DATA EXTRACT start

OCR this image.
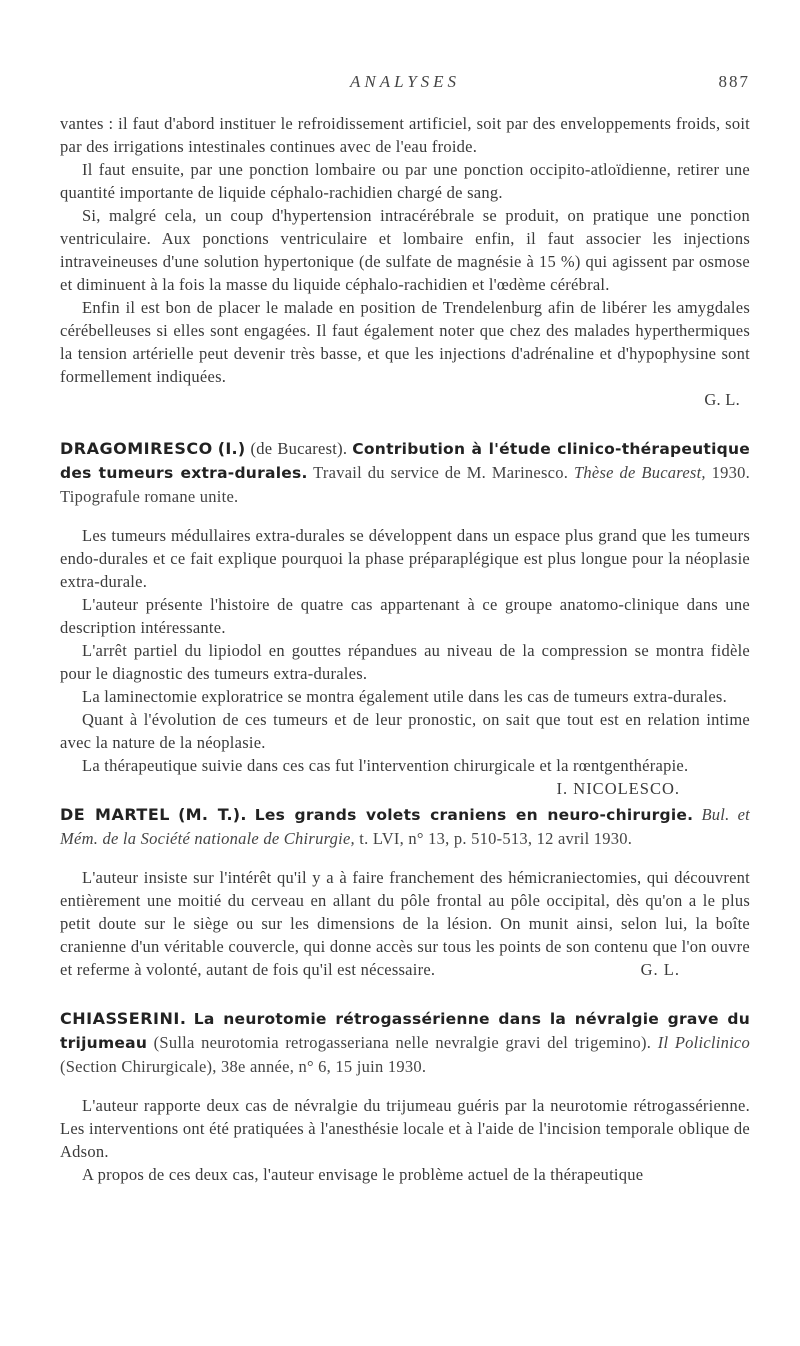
ANALYSES	887

vantes : il faut d'abord instituer le refroidissement artificiel, soit par des enveloppements froids, soit par des irrigations intestinales continues avec de l'eau froide.

Il faut ensuite, par une ponction lombaire ou par une ponction occipito-atloïdienne, retirer une quantité importante de liquide céphalo-rachidien chargé de sang.

Si, malgré cela, un coup d'hypertension intracérébrale se produit, on pratique une ponction ventriculaire. Aux ponctions ventriculaire et lombaire enfin, il faut associer les injections intraveineuses d'une solution hypertonique (de sulfate de magnésie à 15 %) qui agissent par osmose et diminuent à la fois la masse du liquide céphalo-rachidien et l'œdème cérébral.

Enfin il est bon de placer le malade en position de Trendelenburg afin de libérer les amygdales cérébelleuses si elles sont engagées. Il faut également noter que chez des malades hyperthermiques la tension artérielle peut devenir très basse, et que les injections d'adrénaline et d'hypophysine sont formellement indiquées.

G. L.

DRAGOMIRESCO (I.) (de Bucarest). Contribution à l'étude clinico-thérapeutique des tumeurs extra-durales. Travail du service de M. Marinesco. Thèse de Bucarest, 1930. Tipografule romane unite.

Les tumeurs médullaires extra-durales se développent dans un espace plus grand que les tumeurs endo-durales et ce fait explique pourquoi la phase préparaplégique est plus longue pour la néoplasie extra-durale.

L'auteur présente l'histoire de quatre cas appartenant à ce groupe anatomo-clinique dans une description intéressante.

L'arrêt partiel du lipiodol en gouttes répandues au niveau de la compression se montra fidèle pour le diagnostic des tumeurs extra-durales.

La laminectomie exploratrice se montra également utile dans les cas de tumeurs extra-durales.

Quant à l'évolution de ces tumeurs et de leur pronostic, on sait que tout est en relation intime avec la nature de la néoplasie.

La thérapeutique suivie dans ces cas fut l'intervention chirurgicale et la rœntgenthérapie.
I. NICOLESCO.

DE MARTEL (M. T.). Les grands volets craniens en neuro-chirurgie. Bul. et Mém. de la Société nationale de Chirurgie, t. LVI, n° 13, p. 510-513, 12 avril 1930.

L'auteur insiste sur l'intérêt qu'il y a à faire franchement des hémicraniectomies, qui découvrent entièrement une moitié du cerveau en allant du pôle frontal au pôle occipital, dès qu'on a le plus petit doute sur le siège ou sur les dimensions de la lésion. On munit ainsi, selon lui, la boîte cranienne d'un véritable couvercle, qui donne accès sur tous les points de son contenu que l'on ouvre et referme à volonté, autant de fois qu'il est nécessaire.	G. L.

CHIASSERINI. La neurotomie rétrogassérienne dans la névralgie grave du trijumeau (Sulla neurotomia retrogasseriana nelle nevralgie gravi del trigemino). Il Policlinico (Section Chirurgicale), 38e année, n° 6, 15 juin 1930.

L'auteur rapporte deux cas de névralgie du trijumeau guéris par la neurotomie rétrogassérienne. Les interventions ont été pratiquées à l'anesthésie locale et à l'aide de l'incision temporale oblique de Adson.

A propos de ces deux cas, l'auteur envisage le problème actuel de la thérapeutique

DATA EXTRACT end

(SHORT EXERCISE)
Working from the lines above, reproduce the material exactly and exclude its pictures.

(RESULT OF THE EXERCISE)
OCR this image.
ANALYSES	887

vantes : il faut d'abord instituer le refroidissement artificiel, soit par des enveloppements froids, soit par des irrigations intestinales continues avec de l'eau froide.

Il faut ensuite, par une ponction lombaire ou par une ponction occipito-atloïdienne, retirer une quantité importante de liquide céphalo-rachidien chargé de sang.

Si, malgré cela, un coup d'hypertension intracérébrale se produit, on pratique une ponction ventriculaire. Aux ponctions ventriculaire et lombaire enfin, il faut associer les injections intraveineuses d'une solution hypertonique (de sulfate de magnésie à 15 %) qui agissent par osmose et diminuent à la fois la masse du liquide céphalo-rachidien et l'œdème cérébral.

Enfin il est bon de placer le malade en position de Trendelenburg afin de libérer les amygdales cérébelleuses si elles sont engagées. Il faut également noter que chez des malades hyperthermiques la tension artérielle peut devenir très basse, et que les injections d'adrénaline et d'hypophysine sont formellement indiquées.

G. L.

DRAGOMIRESCO (I.) (de Bucarest). Contribution à l'étude clinico-thérapeutique des tumeurs extra-durales. Travail du service de M. Marinesco. Thèse de Bucarest, 1930. Tipografule romane unite.

Les tumeurs médullaires extra-durales se développent dans un espace plus grand que les tumeurs endo-durales et ce fait explique pourquoi la phase préparaplégique est plus longue pour la néoplasie extra-durale.

L'auteur présente l'histoire de quatre cas appartenant à ce groupe anatomo-clinique dans une description intéressante.

L'arrêt partiel du lipiodol en gouttes répandues au niveau de la compression se montra fidèle pour le diagnostic des tumeurs extra-durales.

La laminectomie exploratrice se montra également utile dans les cas de tumeurs extra-durales.

Quant à l'évolution de ces tumeurs et de leur pronostic, on sait que tout est en relation intime avec la nature de la néoplasie.

La thérapeutique suivie dans ces cas fut l'intervention chirurgicale et la rœntgenthérapie.
I. NICOLESCO.

DE MARTEL (M. T.). Les grands volets craniens en neuro-chirurgie. Bul. et Mém. de la Société nationale de Chirurgie, t. LVI, n° 13, p. 510-513, 12 avril 1930.

L'auteur insiste sur l'intérêt qu'il y a à faire franchement des hémicraniectomies, qui découvrent entièrement une moitié du cerveau en allant du pôle frontal au pôle occipital, dès qu'on a le plus petit doute sur le siège ou sur les dimensions de la lésion. On munit ainsi, selon lui, la boîte cranienne d'un véritable couvercle, qui donne accès sur tous les points de son contenu que l'on ouvre et referme à volonté, autant de fois qu'il est nécessaire.	G. L.

CHIASSERINI. La neurotomie rétrogassérienne dans la névralgie grave du trijumeau (Sulla neurotomia retrogasseriana nelle nevralgie gravi del trigemino). Il Policlinico (Section Chirurgicale), 38e année, n° 6, 15 juin 1930.

L'auteur rapporte deux cas de névralgie du trijumeau guéris par la neurotomie rétrogassérienne. Les interventions ont été pratiquées à l'anesthésie locale et à l'aide de l'incision temporale oblique de Adson.

A propos de ces deux cas, l'auteur envisage le problème actuel de la thérapeutique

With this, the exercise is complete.